* **Given problem**:
Can you output the records below exactly as they are written?

Lines of data
****************
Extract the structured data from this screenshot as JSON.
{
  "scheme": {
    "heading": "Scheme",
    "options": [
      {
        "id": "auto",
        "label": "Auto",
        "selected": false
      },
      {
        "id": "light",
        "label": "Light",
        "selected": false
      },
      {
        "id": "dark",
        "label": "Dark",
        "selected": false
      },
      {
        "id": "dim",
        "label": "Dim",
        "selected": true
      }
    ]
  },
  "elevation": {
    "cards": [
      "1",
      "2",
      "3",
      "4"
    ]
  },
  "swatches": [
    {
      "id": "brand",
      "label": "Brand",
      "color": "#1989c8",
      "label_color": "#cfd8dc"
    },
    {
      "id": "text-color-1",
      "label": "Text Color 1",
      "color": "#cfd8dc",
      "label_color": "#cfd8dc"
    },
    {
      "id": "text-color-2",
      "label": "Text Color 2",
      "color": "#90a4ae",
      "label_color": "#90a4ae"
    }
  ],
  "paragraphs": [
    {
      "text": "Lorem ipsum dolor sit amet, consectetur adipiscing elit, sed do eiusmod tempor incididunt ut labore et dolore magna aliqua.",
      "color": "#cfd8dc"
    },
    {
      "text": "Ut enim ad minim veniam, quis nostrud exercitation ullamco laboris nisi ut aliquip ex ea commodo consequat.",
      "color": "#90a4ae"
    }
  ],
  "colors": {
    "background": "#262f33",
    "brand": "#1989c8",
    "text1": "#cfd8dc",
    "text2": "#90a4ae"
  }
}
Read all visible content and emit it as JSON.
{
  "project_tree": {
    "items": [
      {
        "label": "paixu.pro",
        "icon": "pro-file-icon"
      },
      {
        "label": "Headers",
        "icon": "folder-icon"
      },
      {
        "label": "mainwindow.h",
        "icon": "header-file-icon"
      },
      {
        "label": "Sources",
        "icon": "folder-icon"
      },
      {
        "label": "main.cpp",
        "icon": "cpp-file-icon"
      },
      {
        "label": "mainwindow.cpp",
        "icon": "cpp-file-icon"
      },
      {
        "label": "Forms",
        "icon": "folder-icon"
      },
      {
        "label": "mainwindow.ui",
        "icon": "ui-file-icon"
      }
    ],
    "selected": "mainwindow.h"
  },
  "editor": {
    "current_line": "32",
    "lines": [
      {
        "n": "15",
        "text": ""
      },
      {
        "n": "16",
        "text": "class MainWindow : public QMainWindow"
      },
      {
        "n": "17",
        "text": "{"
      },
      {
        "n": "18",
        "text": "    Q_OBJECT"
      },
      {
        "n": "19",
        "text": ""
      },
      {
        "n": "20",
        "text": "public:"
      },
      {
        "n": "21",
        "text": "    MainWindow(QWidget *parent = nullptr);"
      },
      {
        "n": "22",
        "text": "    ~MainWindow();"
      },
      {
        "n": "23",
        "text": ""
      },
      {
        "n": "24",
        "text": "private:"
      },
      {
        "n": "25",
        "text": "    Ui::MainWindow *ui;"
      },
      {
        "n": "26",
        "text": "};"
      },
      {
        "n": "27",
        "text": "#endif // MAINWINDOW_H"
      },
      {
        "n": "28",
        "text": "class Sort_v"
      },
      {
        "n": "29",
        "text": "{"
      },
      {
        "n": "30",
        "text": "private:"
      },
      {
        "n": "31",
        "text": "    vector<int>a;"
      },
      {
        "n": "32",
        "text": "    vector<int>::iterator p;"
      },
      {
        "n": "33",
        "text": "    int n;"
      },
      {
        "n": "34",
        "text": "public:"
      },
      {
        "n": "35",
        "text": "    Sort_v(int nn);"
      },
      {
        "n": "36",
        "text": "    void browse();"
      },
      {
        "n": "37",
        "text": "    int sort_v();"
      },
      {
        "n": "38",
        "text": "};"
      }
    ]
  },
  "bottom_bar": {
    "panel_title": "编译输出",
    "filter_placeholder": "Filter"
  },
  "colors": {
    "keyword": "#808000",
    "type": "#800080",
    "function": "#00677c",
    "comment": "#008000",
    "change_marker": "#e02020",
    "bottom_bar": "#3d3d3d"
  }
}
****************
* **Complete answer**:
Extract the structured data from this screenshot as JSON.
{
  "scheme": {
    "heading": "Scheme",
    "options": [
      {
        "id": "auto",
        "label": "Auto",
        "selected": false
      },
      {
        "id": "light",
        "label": "Light",
        "selected": false
      },
      {
        "id": "dark",
        "label": "Dark",
        "selected": false
      },
      {
        "id": "dim",
        "label": "Dim",
        "selected": true
      }
    ]
  },
  "elevation": {
    "cards": [
      "1",
      "2",
      "3",
      "4"
    ]
  },
  "swatches": [
    {
      "id": "brand",
      "label": "Brand",
      "color": "#1989c8",
      "label_color": "#cfd8dc"
    },
    {
      "id": "text-color-1",
      "label": "Text Color 1",
      "color": "#cfd8dc",
      "label_color": "#cfd8dc"
    },
    {
      "id": "text-color-2",
      "label": "Text Color 2",
      "color": "#90a4ae",
      "label_color": "#90a4ae"
    }
  ],
  "paragraphs": [
    {
      "text": "Lorem ipsum dolor sit amet, consectetur adipiscing elit, sed do eiusmod tempor incididunt ut labore et dolore magna aliqua.",
      "color": "#cfd8dc"
    },
    {
      "text": "Ut enim ad minim veniam, quis nostrud exercitation ullamco laboris nisi ut aliquip ex ea commodo consequat.",
      "color": "#90a4ae"
    }
  ],
  "colors": {
    "background": "#262f33",
    "brand": "#1989c8",
    "text1": "#cfd8dc",
    "text2": "#90a4ae"
  }
}
Read all visible content and emit it as JSON.
{
  "project_tree": {
    "items": [
      {
        "label": "paixu.pro",
        "icon": "pro-file-icon"
      },
      {
        "label": "Headers",
        "icon": "folder-icon"
      },
      {
        "label": "mainwindow.h",
        "icon": "header-file-icon"
      },
      {
        "label": "Sources",
        "icon": "folder-icon"
      },
      {
        "label": "main.cpp",
        "icon": "cpp-file-icon"
      },
      {
        "label": "mainwindow.cpp",
        "icon": "cpp-file-icon"
      },
      {
        "label": "Forms",
        "icon": "folder-icon"
      },
      {
        "label": "mainwindow.ui",
        "icon": "ui-file-icon"
      }
    ],
    "selected": "mainwindow.h"
  },
  "editor": {
    "current_line": "32",
    "lines": [
      {
        "n": "15",
        "text": ""
      },
      {
        "n": "16",
        "text": "class MainWindow : public QMainWindow"
      },
      {
        "n": "17",
        "text": "{"
      },
      {
        "n": "18",
        "text": "    Q_OBJECT"
      },
      {
        "n": "19",
        "text": ""
      },
      {
        "n": "20",
        "text": "public:"
      },
      {
        "n": "21",
        "text": "    MainWindow(QWidget *parent = nullptr);"
      },
      {
        "n": "22",
        "text": "    ~MainWindow();"
      },
      {
        "n": "23",
        "text": ""
      },
      {
        "n": "24",
        "text": "private:"
      },
      {
        "n": "25",
        "text": "    Ui::MainWindow *ui;"
      },
      {
        "n": "26",
        "text": "};"
      },
      {
        "n": "27",
        "text": "#endif // MAINWINDOW_H"
      },
      {
        "n": "28",
        "text": "class Sort_v"
      },
      {
        "n": "29",
        "text": "{"
      },
      {
        "n": "30",
        "text": "private:"
      },
      {
        "n": "31",
        "text": "    vector<int>a;"
      },
      {
        "n": "32",
        "text": "    vector<int>::iterator p;"
      },
      {
        "n": "33",
        "text": "    int n;"
      },
      {
        "n": "34",
        "text": "public:"
      },
      {
        "n": "35",
        "text": "    Sort_v(int nn);"
      },
      {
        "n": "36",
        "text": "    void browse();"
      },
      {
        "n": "37",
        "text": "    int sort_v();"
      },
      {
        "n": "38",
        "text": "};"
      }
    ]
  },
  "bottom_bar": {
    "panel_title": "编译输出",
    "filter_placeholder": "Filter"
  },
  "colors": {
    "keyword": "#808000",
    "type": "#800080",
    "function": "#00677c",
    "comment": "#008000",
    "change_marker": "#e02020",
    "bottom_bar": "#3d3d3d"
  }
}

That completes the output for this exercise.